• [Task description]: Your task is to transcribe all of the data below exactly, omitting the images.

[Data records]
++++++++++
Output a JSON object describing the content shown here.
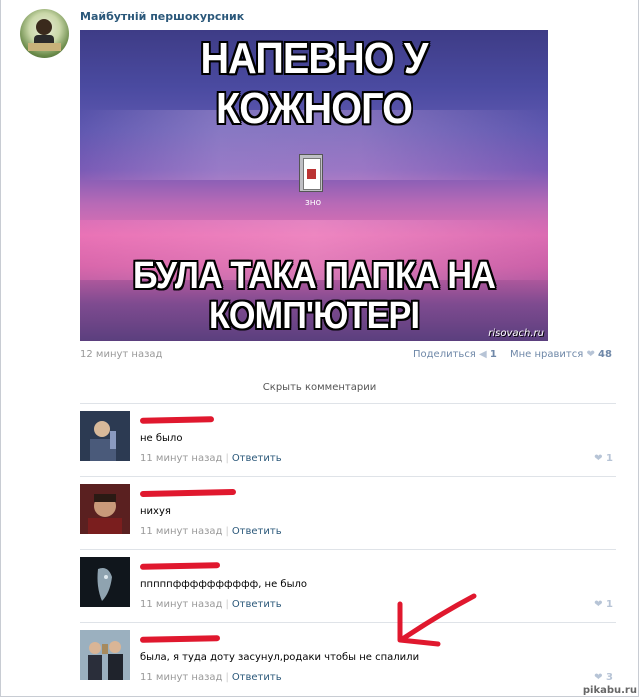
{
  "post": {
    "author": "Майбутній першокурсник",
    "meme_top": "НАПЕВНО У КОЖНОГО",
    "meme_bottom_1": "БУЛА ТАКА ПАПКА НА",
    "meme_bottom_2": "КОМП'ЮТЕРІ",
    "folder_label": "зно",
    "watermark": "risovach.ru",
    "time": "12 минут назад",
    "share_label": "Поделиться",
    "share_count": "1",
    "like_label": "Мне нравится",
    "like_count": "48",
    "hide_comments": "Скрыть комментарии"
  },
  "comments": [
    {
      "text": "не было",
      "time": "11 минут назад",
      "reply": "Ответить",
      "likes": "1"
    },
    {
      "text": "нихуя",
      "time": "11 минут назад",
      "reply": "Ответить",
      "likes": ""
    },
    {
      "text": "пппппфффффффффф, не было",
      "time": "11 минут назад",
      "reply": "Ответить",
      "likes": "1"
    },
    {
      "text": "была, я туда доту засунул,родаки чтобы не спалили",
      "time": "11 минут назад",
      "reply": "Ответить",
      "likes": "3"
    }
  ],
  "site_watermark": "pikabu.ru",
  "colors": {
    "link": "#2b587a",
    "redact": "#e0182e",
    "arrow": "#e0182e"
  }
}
++++++++++
• [Exercise output]:
Output a JSON object describing the content shown here.
{
  "post": {
    "author": "Майбутній першокурсник",
    "meme_top": "НАПЕВНО У КОЖНОГО",
    "meme_bottom_1": "БУЛА ТАКА ПАПКА НА",
    "meme_bottom_2": "КОМП'ЮТЕРІ",
    "folder_label": "зно",
    "watermark": "risovach.ru",
    "time": "12 минут назад",
    "share_label": "Поделиться",
    "share_count": "1",
    "like_label": "Мне нравится",
    "like_count": "48",
    "hide_comments": "Скрыть комментарии"
  },
  "comments": [
    {
      "text": "не было",
      "time": "11 минут назад",
      "reply": "Ответить",
      "likes": "1"
    },
    {
      "text": "нихуя",
      "time": "11 минут назад",
      "reply": "Ответить",
      "likes": ""
    },
    {
      "text": "пппппфффффффффф, не было",
      "time": "11 минут назад",
      "reply": "Ответить",
      "likes": "1"
    },
    {
      "text": "была, я туда доту засунул,родаки чтобы не спалили",
      "time": "11 минут назад",
      "reply": "Ответить",
      "likes": "3"
    }
  ],
  "site_watermark": "pikabu.ru",
  "colors": {
    "link": "#2b587a",
    "redact": "#e0182e",
    "arrow": "#e0182e"
  }
}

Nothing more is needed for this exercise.